(PAGE EXCERPT)
┄┄┄┄┄┄┄┄┄┄
Today, L/A's downtowns are picking up again. When Agren opened Fuel in 2009, he detected a synergy taking place — more commercial and residential activity, as buyers picked up properties for a song and redeveloped them for first-floor retail and upper-story residential. Agren is one of those developers, buying buildings with features like original tin ceilings and hardwood floors and redeveloping them as high-end condominiums.

"Collectively, we've put multiple millions into the downtown," Agren says of his own and others' efforts, citing buildings that were boarded up until less than a decade ago, but are today full of enterprise.

But more is needed for a healthy future, he says.

"The more businesses and restaurants that are downtown, the better," he says. "It creates a place to go. There are a lot of great venues, but it's not a cohesive downtown. You go to Fuel and have dinner. You go to Guthrie's for live music on Friday night. But you don't say, 'Let's go down to Lisbon Street.' I'd love to see that happen someday."

Many of these businesses, newcomers and long-timers, are L/A-grown.

"There's always been great innovation here," says Lewiston Economic and Community Development Department Director Lincoln Jeffers. "'How do we get this done? Let's figure it out.' That heritage lives on in the community."

Jason Levesque, Auburn's mayor and owner of Argo Customer Centers in Lewiston, views L/A as ripe for drawing more companies from outside the area, particularly those facing a space crunch in greater Portland; as well as workers at southern Maine companies who could find affordable homes in L/A and commute or telecommute to work.

"That will, for the future, create a sustainable pipeline of activity," Levesque says. "You've got to build a foundation for businesses, yet to be invented, to be here."
┄┄┄┄┄┄┄┄┄┄
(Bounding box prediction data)
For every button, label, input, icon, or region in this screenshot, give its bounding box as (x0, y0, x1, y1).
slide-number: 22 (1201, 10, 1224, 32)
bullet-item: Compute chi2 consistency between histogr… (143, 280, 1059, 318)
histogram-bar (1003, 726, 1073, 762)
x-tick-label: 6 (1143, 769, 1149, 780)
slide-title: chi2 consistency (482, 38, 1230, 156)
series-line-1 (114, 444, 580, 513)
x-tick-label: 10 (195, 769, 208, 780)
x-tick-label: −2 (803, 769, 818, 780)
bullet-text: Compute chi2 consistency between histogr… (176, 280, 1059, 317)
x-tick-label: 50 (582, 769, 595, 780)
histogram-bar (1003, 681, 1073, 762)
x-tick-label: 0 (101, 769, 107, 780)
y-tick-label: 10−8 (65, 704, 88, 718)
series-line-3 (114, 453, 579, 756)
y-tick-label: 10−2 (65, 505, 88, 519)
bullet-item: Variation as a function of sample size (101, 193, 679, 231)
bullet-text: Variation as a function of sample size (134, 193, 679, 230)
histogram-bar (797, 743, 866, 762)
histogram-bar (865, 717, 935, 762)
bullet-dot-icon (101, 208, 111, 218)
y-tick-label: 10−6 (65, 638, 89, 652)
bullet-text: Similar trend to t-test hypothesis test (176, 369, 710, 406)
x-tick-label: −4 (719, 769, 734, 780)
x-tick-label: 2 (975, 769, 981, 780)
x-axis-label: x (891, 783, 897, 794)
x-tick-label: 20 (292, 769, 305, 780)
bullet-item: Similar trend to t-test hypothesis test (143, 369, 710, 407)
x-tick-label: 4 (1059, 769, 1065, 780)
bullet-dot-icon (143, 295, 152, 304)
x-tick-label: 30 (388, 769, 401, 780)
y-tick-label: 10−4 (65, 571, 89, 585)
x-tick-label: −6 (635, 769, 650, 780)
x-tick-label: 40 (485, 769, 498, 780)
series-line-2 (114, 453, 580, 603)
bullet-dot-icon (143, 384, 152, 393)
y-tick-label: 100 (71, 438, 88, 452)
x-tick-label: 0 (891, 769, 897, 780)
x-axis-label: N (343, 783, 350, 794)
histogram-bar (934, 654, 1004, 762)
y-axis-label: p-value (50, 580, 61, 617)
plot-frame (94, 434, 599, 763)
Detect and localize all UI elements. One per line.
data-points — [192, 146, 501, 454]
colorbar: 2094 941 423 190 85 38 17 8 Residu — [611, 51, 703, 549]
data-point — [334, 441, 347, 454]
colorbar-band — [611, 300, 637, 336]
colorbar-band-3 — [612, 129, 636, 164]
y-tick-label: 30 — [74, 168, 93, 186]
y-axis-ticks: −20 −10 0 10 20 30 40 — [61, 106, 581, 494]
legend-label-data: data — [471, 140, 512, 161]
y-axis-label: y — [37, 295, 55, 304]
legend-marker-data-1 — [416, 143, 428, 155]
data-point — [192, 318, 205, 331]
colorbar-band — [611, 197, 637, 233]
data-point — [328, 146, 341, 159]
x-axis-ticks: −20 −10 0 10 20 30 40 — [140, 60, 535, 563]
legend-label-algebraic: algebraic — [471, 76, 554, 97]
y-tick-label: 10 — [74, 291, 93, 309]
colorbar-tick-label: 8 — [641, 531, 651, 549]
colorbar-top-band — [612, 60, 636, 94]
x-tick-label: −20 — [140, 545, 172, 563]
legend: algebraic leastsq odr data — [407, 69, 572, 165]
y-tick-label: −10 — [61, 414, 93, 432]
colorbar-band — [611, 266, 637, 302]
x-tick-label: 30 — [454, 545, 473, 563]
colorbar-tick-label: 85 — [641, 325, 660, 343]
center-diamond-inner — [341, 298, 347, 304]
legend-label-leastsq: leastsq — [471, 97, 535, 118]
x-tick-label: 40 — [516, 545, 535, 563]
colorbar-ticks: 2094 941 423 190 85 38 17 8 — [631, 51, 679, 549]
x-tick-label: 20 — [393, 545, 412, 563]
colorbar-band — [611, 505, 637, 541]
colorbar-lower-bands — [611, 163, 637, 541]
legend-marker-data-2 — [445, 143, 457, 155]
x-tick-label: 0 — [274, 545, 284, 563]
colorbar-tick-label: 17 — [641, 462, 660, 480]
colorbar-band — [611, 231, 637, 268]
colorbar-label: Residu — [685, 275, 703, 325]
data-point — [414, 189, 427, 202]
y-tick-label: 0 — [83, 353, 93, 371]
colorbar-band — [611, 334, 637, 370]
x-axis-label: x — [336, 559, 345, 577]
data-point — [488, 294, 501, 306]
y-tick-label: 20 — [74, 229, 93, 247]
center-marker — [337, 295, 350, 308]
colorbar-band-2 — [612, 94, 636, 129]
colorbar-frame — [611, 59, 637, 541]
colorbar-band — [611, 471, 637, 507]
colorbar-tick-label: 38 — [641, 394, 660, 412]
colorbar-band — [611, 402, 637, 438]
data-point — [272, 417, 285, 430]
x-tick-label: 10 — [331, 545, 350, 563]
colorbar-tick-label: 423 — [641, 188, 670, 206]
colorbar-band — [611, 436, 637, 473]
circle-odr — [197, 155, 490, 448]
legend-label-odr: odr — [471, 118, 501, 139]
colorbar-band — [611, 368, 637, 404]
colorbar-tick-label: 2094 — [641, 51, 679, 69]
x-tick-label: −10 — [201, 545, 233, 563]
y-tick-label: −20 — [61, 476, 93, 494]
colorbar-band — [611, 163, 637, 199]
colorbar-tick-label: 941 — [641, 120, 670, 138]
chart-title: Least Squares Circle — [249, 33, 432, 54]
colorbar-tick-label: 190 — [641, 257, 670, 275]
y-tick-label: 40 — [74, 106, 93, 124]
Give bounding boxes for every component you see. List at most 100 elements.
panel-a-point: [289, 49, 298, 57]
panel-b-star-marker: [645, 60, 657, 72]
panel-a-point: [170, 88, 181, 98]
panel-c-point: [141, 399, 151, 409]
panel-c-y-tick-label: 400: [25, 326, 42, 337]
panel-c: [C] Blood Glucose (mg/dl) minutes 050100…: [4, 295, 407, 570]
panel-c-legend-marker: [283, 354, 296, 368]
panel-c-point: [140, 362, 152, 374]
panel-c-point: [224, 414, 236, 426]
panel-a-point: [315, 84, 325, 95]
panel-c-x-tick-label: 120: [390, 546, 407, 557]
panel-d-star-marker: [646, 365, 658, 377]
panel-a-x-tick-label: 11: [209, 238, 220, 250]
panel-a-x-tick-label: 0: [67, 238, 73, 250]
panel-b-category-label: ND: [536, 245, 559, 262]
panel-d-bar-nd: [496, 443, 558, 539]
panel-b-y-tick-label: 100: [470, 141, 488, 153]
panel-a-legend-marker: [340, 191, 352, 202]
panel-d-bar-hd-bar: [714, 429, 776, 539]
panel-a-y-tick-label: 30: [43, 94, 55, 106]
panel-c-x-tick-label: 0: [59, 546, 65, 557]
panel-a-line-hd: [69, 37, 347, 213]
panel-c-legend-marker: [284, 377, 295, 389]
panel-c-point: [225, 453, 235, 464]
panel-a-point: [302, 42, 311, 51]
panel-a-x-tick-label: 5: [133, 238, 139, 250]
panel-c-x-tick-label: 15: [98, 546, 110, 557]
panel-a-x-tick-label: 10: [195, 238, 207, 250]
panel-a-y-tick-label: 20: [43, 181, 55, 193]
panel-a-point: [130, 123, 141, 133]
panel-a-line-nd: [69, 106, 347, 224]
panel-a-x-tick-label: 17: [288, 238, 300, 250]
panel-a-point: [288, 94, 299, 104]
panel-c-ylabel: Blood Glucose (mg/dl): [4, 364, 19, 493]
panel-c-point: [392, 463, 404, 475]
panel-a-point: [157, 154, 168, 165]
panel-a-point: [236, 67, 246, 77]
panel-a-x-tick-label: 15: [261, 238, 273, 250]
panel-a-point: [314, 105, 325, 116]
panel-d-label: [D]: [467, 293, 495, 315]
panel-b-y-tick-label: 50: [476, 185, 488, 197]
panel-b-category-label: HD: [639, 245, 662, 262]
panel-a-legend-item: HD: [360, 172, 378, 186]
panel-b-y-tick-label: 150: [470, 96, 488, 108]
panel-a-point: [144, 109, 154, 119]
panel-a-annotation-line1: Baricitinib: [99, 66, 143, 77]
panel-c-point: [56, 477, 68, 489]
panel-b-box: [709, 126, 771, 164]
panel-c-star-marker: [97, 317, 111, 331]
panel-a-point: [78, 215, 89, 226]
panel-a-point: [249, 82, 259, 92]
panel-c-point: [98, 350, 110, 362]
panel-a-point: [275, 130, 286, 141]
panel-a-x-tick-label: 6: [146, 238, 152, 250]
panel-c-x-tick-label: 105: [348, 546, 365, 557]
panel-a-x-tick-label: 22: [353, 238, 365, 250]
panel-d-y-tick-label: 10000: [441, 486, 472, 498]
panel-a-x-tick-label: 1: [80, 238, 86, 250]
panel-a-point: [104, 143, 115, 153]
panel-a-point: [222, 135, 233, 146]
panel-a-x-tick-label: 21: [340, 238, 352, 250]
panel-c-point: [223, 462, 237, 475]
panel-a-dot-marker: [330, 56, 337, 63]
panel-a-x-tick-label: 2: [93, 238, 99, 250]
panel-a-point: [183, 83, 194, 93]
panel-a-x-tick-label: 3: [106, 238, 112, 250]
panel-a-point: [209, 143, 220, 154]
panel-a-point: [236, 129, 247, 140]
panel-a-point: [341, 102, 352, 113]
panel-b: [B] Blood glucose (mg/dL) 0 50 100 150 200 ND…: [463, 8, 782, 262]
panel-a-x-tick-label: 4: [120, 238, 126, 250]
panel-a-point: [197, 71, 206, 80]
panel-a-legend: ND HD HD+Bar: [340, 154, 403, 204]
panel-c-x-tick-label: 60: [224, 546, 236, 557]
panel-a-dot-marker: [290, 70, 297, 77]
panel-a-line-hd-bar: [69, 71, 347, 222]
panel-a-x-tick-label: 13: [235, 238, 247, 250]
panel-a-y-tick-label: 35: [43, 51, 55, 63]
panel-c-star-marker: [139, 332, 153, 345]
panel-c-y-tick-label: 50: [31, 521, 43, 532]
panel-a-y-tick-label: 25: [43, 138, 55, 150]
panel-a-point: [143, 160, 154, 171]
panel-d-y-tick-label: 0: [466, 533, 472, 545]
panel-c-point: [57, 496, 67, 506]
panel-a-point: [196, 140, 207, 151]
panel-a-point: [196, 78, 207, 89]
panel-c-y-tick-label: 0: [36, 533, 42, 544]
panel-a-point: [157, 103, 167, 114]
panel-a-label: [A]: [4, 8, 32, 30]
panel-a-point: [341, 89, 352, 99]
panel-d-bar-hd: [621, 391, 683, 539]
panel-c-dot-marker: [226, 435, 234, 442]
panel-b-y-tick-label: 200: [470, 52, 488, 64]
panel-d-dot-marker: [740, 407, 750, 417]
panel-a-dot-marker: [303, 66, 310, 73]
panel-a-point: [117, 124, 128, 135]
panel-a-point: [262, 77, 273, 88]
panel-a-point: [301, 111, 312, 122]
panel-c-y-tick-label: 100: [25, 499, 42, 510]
┄┄┄┄┄┄┄┄┄┄
In the text about L/A's downtowns, what year did Agren open Fuel? These items have no connection to the text about L/A's downtowns.

(OUTPUT FOR THIS TASK) 2009.